Problem description:
Take all the material and copy it exactly.

[Stored items]
☆ ☆ ☆ ☆

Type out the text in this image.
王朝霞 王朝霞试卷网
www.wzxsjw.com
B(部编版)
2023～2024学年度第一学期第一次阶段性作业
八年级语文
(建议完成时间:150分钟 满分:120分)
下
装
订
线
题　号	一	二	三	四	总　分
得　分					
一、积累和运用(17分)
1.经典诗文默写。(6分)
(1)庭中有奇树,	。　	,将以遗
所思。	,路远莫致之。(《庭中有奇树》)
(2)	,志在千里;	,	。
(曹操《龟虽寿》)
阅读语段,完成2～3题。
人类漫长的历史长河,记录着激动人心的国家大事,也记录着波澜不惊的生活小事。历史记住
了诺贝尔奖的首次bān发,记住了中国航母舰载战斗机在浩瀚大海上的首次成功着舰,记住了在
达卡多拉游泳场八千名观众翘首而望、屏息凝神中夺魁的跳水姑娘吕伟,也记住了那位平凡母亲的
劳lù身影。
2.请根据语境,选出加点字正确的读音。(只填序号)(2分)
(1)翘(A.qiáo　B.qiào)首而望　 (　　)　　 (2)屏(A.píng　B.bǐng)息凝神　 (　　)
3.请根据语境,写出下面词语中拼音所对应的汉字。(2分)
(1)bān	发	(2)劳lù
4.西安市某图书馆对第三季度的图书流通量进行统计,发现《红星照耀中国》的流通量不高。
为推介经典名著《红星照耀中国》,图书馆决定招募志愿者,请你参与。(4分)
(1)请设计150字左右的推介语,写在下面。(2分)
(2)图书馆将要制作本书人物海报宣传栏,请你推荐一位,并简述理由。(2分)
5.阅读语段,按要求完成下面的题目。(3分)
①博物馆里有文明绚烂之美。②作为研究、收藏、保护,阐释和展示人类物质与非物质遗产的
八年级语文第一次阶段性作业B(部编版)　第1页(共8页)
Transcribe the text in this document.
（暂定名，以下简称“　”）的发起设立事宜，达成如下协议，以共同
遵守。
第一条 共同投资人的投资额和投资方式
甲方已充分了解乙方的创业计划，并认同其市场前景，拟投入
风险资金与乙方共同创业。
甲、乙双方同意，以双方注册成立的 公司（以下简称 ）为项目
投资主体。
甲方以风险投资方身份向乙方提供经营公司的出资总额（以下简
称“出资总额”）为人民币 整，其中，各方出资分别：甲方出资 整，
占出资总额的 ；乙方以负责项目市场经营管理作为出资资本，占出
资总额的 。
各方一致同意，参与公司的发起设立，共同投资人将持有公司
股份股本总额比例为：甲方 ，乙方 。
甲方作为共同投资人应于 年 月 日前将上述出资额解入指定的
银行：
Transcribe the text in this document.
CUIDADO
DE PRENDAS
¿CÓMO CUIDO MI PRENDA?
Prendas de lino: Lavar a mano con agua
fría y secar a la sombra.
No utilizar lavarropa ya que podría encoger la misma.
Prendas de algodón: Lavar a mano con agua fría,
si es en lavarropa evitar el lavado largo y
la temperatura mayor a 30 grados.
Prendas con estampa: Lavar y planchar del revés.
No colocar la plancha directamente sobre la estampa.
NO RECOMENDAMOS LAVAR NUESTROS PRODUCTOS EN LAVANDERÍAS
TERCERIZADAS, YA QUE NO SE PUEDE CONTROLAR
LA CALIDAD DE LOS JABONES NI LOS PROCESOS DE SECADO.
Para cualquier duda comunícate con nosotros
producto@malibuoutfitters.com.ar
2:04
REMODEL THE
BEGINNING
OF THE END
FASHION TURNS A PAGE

☆ ☆ ☆ ☆

Result:
Type out the text in this image.
王朝霞 王朝霞试卷网
www.wzxsjw.com
B(部编版)
2023～2024学年度第一学期第一次阶段性作业
八年级语文
(建议完成时间:150分钟 满分:120分)
下
装
订
线
题　号	一	二	三	四	总　分
得　分					
一、积累和运用(17分)
1.经典诗文默写。(6分)
(1)庭中有奇树,	。　	,将以遗
所思。	,路远莫致之。(《庭中有奇树》)
(2)	,志在千里;	,	。
(曹操《龟虽寿》)
阅读语段,完成2～3题。
人类漫长的历史长河,记录着激动人心的国家大事,也记录着波澜不惊的生活小事。历史记住
了诺贝尔奖的首次bān发,记住了中国航母舰载战斗机在浩瀚大海上的首次成功着舰,记住了在
达卡多拉游泳场八千名观众翘首而望、屏息凝神中夺魁的跳水姑娘吕伟,也记住了那位平凡母亲的
劳lù身影。
2.请根据语境,选出加点字正确的读音。(只填序号)(2分)
(1)翘(A.qiáo　B.qiào)首而望　 (　　)　　 (2)屏(A.píng　B.bǐng)息凝神　 (　　)
3.请根据语境,写出下面词语中拼音所对应的汉字。(2分)
(1)bān	发	(2)劳lù
4.西安市某图书馆对第三季度的图书流通量进行统计,发现《红星照耀中国》的流通量不高。
为推介经典名著《红星照耀中国》,图书馆决定招募志愿者,请你参与。(4分)
(1)请设计150字左右的推介语,写在下面。(2分)
(2)图书馆将要制作本书人物海报宣传栏,请你推荐一位,并简述理由。(2分)
5.阅读语段,按要求完成下面的题目。(3分)
①博物馆里有文明绚烂之美。②作为研究、收藏、保护,阐释和展示人类物质与非物质遗产的
八年级语文第一次阶段性作业B(部编版)　第1页(共8页)
Transcribe the text in this document.
（暂定名，以下简称“　”）的发起设立事宜，达成如下协议，以共同
遵守。
第一条 共同投资人的投资额和投资方式
甲方已充分了解乙方的创业计划，并认同其市场前景，拟投入
风险资金与乙方共同创业。
甲、乙双方同意，以双方注册成立的 公司（以下简称 ）为项目
投资主体。
甲方以风险投资方身份向乙方提供经营公司的出资总额（以下简
称“出资总额”）为人民币 整，其中，各方出资分别：甲方出资 整，
占出资总额的 ；乙方以负责项目市场经营管理作为出资资本，占出
资总额的 。
各方一致同意，参与公司的发起设立，共同投资人将持有公司
股份股本总额比例为：甲方 ，乙方 。
甲方作为共同投资人应于 年 月 日前将上述出资额解入指定的
银行：
Transcribe the text in this document.
CUIDADO
DE PRENDAS
¿CÓMO CUIDO MI PRENDA?
Prendas de lino: Lavar a mano con agua
fría y secar a la sombra.
No utilizar lavarropa ya que podría encoger la misma.
Prendas de algodón: Lavar a mano con agua fría,
si es en lavarropa evitar el lavado largo y
la temperatura mayor a 30 grados.
Prendas con estampa: Lavar y planchar del revés.
No colocar la plancha directamente sobre la estampa.
NO RECOMENDAMOS LAVAR NUESTROS PRODUCTOS EN LAVANDERÍAS
TERCERIZADAS, YA QUE NO SE PUEDE CONTROLAR
LA CALIDAD DE LOS JABONES NI LOS PROCESOS DE SECADO.
Para cualquier duda comunícate con nosotros
producto@malibuoutfitters.com.ar
2:04
REMODEL THE
BEGINNING
OF THE END
FASHION TURNS A PAGE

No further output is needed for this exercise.